PROBLEM
Write out each line of the listing as it stands, without the images.
◇ ◇ ◇ ◇ ◇ ◇ ◇
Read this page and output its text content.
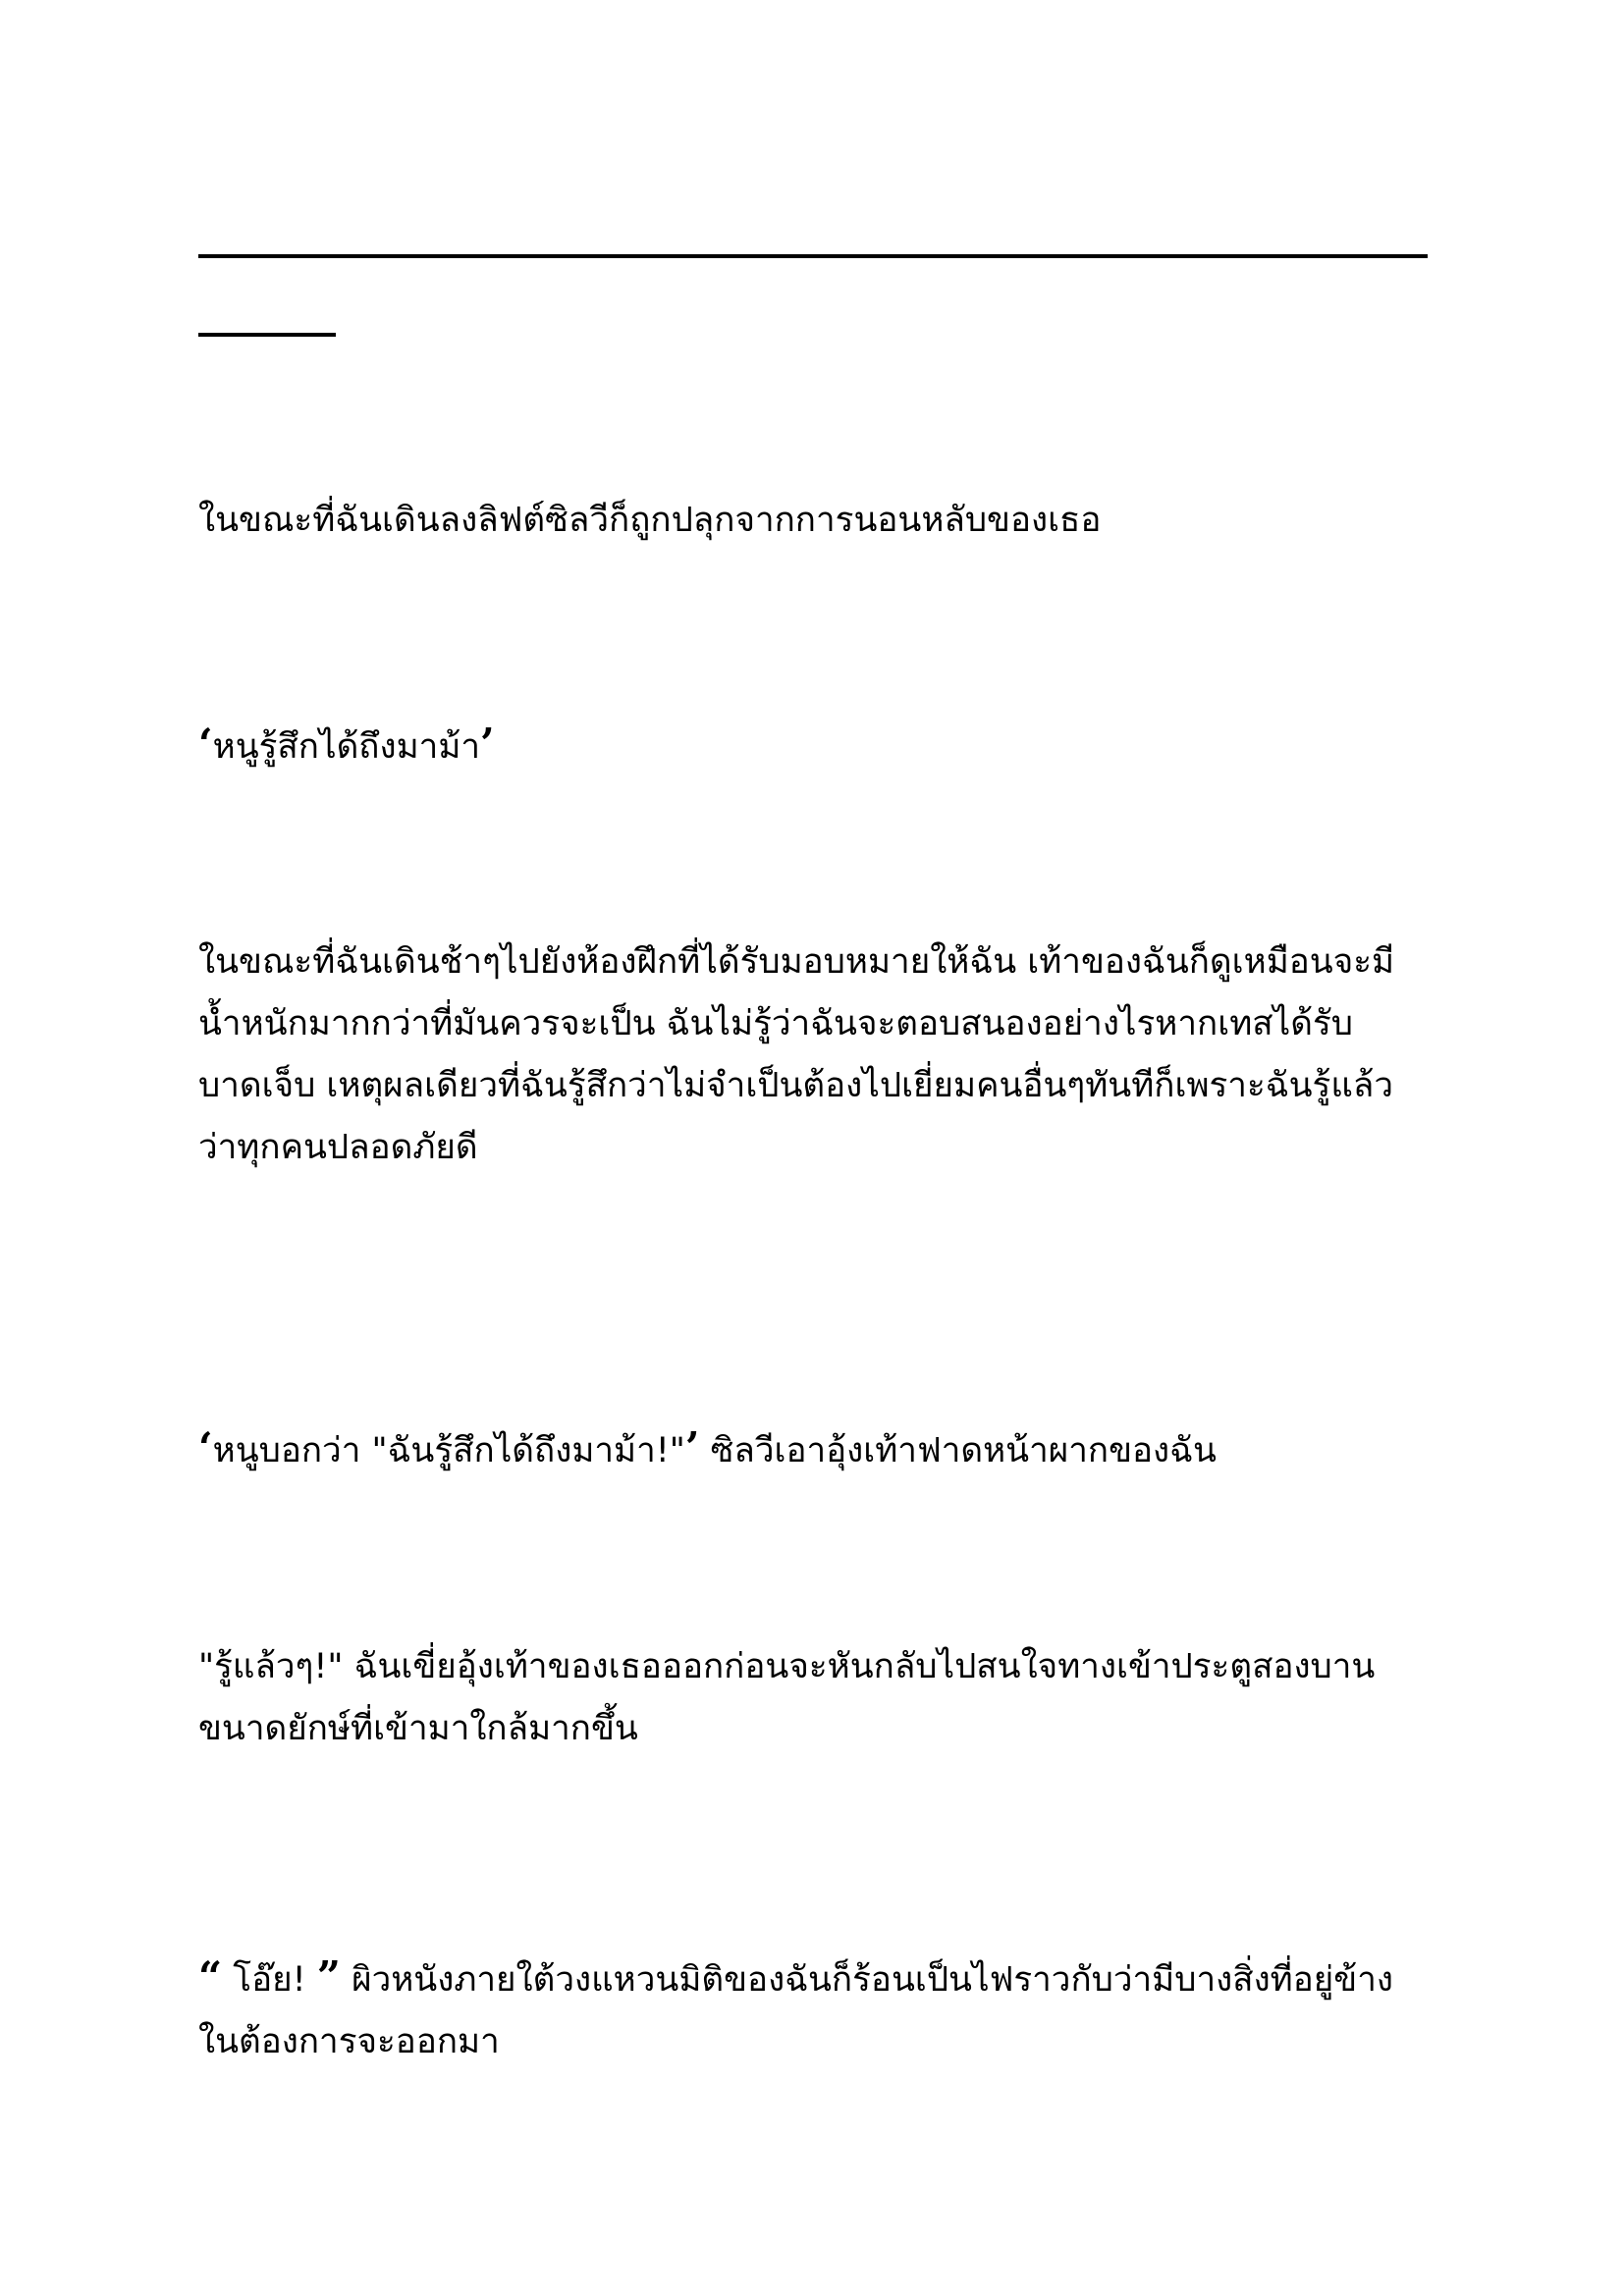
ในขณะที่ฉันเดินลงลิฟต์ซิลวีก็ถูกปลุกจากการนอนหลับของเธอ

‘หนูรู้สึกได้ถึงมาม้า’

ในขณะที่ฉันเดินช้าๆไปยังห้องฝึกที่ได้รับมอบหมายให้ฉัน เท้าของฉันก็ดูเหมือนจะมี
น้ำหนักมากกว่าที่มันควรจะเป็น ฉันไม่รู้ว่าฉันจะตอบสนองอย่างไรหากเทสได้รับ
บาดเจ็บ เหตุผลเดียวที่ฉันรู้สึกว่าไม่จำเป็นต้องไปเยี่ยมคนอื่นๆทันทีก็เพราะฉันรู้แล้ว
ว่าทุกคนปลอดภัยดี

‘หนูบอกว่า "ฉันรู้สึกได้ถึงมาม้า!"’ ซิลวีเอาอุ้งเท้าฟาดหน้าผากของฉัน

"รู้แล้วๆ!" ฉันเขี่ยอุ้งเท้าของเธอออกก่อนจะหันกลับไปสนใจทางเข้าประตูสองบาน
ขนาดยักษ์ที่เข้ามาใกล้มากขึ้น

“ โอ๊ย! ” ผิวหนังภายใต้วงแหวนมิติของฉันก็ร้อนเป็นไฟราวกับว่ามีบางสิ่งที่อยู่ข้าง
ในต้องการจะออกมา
◇ ◇ ◇ ◇ ◇ ◇ ◇
RESULT FOR THIS EXERCISE
Read this page and output its text content.
ในขณะที่ฉันเดินลงลิฟต์ซิลวีก็ถูกปลุกจากการนอนหลับของเธอ

‘หนูรู้สึกได้ถึงมาม้า’

ในขณะที่ฉันเดินช้าๆไปยังห้องฝึกที่ได้รับมอบหมายให้ฉัน เท้าของฉันก็ดูเหมือนจะมี
น้ำหนักมากกว่าที่มันควรจะเป็น ฉันไม่รู้ว่าฉันจะตอบสนองอย่างไรหากเทสได้รับ
บาดเจ็บ เหตุผลเดียวที่ฉันรู้สึกว่าไม่จำเป็นต้องไปเยี่ยมคนอื่นๆทันทีก็เพราะฉันรู้แล้ว
ว่าทุกคนปลอดภัยดี

‘หนูบอกว่า "ฉันรู้สึกได้ถึงมาม้า!"’ ซิลวีเอาอุ้งเท้าฟาดหน้าผากของฉัน

"รู้แล้วๆ!" ฉันเขี่ยอุ้งเท้าของเธอออกก่อนจะหันกลับไปสนใจทางเข้าประตูสองบาน
ขนาดยักษ์ที่เข้ามาใกล้มากขึ้น

“ โอ๊ย! ” ผิวหนังภายใต้วงแหวนมิติของฉันก็ร้อนเป็นไฟราวกับว่ามีบางสิ่งที่อยู่ข้าง
ในต้องการจะออกมา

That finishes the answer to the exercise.